_EXERCISE GOAL_: Please count the lines in these records that contain "value" and give only that count.

_RECORDS FOR PROCESSING_:
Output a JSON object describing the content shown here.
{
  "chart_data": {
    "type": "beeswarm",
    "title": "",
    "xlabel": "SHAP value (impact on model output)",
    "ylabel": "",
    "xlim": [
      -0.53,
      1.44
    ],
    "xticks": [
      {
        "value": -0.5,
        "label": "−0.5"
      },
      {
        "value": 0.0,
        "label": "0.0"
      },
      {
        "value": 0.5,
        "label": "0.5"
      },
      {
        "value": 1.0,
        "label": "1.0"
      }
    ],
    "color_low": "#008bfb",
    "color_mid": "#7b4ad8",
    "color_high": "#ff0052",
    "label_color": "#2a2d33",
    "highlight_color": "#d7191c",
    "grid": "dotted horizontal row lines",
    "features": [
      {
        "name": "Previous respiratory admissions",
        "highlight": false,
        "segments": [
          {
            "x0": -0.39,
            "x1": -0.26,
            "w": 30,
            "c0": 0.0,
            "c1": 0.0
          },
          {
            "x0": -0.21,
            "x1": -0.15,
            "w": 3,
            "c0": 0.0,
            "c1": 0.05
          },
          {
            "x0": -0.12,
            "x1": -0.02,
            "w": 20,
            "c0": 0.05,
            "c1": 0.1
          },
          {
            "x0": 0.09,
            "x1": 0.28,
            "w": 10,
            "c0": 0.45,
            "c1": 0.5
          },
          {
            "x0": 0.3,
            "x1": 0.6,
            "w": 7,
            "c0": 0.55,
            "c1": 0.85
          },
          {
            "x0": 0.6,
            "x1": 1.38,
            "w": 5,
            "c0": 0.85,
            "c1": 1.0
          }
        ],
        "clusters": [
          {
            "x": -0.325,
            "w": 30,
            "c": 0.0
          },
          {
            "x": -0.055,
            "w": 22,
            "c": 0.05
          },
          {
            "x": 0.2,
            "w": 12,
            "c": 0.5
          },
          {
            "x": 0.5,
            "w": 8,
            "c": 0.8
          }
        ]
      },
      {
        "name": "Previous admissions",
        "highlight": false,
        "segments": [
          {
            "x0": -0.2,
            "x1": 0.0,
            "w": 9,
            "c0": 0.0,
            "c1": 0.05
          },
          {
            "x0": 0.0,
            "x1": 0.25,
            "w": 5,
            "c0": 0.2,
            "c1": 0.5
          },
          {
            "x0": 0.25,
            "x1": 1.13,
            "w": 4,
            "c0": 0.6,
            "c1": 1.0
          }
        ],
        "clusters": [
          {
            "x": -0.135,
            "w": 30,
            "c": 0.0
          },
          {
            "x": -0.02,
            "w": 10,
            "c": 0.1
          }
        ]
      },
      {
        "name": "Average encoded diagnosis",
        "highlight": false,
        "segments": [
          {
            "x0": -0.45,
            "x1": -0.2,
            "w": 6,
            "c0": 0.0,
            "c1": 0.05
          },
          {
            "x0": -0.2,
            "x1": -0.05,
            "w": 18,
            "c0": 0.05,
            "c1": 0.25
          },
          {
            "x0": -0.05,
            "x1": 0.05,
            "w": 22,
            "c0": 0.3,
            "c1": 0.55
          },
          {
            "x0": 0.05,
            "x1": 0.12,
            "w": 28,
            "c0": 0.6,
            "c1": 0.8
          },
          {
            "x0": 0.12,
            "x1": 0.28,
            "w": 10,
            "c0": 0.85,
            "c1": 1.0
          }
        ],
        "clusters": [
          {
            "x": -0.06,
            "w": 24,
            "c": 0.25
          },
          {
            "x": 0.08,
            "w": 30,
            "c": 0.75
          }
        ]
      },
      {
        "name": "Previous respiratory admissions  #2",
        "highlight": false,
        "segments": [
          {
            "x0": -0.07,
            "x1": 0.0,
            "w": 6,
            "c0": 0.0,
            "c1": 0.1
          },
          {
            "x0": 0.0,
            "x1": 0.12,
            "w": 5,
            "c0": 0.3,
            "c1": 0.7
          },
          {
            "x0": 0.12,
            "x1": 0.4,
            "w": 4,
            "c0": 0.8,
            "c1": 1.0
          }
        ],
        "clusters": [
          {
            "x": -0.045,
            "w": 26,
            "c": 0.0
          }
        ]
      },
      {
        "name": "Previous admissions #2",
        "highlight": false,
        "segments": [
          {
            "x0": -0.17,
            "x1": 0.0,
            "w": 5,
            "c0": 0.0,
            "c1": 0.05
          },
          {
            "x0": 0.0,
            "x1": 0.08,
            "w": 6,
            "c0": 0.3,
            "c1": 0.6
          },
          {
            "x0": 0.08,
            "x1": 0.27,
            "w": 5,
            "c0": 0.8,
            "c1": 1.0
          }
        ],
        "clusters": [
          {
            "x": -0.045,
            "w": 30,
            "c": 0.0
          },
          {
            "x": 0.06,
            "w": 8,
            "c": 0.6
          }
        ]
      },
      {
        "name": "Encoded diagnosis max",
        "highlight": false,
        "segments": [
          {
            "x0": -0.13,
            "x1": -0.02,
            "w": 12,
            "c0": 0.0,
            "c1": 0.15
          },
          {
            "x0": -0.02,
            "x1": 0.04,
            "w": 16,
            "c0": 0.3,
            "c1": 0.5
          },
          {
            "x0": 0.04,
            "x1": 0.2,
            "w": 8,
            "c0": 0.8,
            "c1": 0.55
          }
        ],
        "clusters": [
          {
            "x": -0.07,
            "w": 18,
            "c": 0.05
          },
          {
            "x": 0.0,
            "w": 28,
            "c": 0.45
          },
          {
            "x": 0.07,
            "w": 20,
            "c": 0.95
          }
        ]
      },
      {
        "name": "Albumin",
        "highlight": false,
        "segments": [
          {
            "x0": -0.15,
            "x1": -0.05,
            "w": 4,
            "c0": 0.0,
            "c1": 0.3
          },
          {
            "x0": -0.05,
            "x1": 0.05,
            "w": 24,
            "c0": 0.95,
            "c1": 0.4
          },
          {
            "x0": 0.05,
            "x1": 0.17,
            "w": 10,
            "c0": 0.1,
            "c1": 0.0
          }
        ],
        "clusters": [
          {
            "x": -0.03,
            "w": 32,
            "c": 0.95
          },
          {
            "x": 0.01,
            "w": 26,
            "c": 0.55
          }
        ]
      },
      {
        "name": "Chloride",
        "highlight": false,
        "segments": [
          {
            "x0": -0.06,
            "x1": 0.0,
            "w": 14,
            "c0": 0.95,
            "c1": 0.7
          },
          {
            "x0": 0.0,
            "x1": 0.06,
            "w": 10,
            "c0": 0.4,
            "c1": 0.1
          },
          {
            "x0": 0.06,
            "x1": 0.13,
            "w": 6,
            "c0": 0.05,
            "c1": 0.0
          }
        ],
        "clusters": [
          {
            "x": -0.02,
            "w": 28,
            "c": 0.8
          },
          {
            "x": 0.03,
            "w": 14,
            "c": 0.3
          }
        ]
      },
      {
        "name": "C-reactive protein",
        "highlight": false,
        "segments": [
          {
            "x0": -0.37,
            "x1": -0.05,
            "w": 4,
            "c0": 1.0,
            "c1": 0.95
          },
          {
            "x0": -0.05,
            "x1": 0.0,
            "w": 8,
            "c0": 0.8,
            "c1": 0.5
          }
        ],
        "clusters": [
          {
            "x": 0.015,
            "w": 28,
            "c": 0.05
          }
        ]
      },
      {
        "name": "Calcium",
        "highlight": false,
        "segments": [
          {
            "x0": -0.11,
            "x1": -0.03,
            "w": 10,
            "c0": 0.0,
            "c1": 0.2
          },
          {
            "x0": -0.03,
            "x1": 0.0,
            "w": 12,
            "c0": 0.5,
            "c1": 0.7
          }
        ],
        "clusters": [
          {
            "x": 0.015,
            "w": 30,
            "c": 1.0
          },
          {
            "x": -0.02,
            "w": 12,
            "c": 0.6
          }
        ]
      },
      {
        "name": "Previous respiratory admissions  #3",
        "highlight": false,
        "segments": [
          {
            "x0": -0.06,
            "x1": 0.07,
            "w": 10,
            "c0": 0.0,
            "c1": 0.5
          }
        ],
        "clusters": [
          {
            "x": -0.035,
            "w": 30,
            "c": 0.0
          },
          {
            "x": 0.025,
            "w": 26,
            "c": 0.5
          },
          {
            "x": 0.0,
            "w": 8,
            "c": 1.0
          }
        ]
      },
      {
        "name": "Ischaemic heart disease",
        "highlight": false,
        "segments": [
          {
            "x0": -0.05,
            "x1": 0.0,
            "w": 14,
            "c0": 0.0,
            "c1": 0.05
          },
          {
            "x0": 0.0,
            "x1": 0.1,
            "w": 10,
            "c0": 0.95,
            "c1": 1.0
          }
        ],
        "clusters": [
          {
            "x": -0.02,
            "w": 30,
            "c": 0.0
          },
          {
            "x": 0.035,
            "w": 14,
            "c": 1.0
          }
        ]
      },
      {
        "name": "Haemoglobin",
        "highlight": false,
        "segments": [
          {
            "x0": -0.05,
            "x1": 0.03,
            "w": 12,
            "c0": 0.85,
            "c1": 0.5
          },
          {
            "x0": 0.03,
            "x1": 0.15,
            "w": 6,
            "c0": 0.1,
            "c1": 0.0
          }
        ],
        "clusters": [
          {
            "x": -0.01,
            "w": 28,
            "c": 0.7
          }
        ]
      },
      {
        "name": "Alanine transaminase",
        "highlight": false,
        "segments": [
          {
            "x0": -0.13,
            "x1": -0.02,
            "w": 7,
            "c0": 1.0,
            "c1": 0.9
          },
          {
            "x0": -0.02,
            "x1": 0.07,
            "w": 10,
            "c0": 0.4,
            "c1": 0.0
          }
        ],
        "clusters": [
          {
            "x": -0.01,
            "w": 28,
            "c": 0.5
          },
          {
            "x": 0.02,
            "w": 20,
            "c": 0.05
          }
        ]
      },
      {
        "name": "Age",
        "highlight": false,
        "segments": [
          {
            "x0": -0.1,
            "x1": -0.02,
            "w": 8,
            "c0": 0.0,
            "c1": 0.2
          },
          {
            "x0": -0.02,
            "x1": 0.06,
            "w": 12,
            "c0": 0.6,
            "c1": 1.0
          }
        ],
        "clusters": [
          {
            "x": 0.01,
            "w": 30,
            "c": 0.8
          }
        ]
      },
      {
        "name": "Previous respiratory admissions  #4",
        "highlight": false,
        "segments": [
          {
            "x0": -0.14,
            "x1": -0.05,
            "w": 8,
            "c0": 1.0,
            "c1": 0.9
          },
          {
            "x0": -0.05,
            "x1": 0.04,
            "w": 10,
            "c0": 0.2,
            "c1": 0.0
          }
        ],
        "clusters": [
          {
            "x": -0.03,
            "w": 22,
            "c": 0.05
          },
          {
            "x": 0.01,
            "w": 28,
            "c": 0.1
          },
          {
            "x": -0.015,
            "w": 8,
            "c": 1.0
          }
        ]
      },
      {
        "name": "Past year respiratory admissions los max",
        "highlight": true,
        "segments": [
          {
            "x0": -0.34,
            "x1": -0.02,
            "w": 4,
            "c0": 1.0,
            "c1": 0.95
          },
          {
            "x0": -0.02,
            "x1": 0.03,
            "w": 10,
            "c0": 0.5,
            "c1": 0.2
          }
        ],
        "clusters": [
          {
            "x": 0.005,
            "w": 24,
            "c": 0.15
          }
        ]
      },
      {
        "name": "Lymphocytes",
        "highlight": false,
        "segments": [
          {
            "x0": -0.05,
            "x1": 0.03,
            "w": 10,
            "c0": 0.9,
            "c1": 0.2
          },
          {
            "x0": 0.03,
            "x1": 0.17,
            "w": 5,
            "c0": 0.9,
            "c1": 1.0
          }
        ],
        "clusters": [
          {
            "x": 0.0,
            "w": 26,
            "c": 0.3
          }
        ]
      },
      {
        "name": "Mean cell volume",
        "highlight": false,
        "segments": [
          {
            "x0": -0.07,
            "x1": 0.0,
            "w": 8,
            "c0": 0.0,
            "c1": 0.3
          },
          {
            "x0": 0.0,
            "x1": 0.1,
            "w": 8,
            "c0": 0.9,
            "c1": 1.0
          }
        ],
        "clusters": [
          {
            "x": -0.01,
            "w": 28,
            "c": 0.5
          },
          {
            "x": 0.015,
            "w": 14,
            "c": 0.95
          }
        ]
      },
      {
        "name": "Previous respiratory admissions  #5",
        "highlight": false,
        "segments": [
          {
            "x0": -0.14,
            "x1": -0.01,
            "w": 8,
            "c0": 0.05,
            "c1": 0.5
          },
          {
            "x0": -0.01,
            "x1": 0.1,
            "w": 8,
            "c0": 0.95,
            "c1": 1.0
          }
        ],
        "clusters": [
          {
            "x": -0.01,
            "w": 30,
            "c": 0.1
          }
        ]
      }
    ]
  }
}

_REPLY TO THE TASK_: 5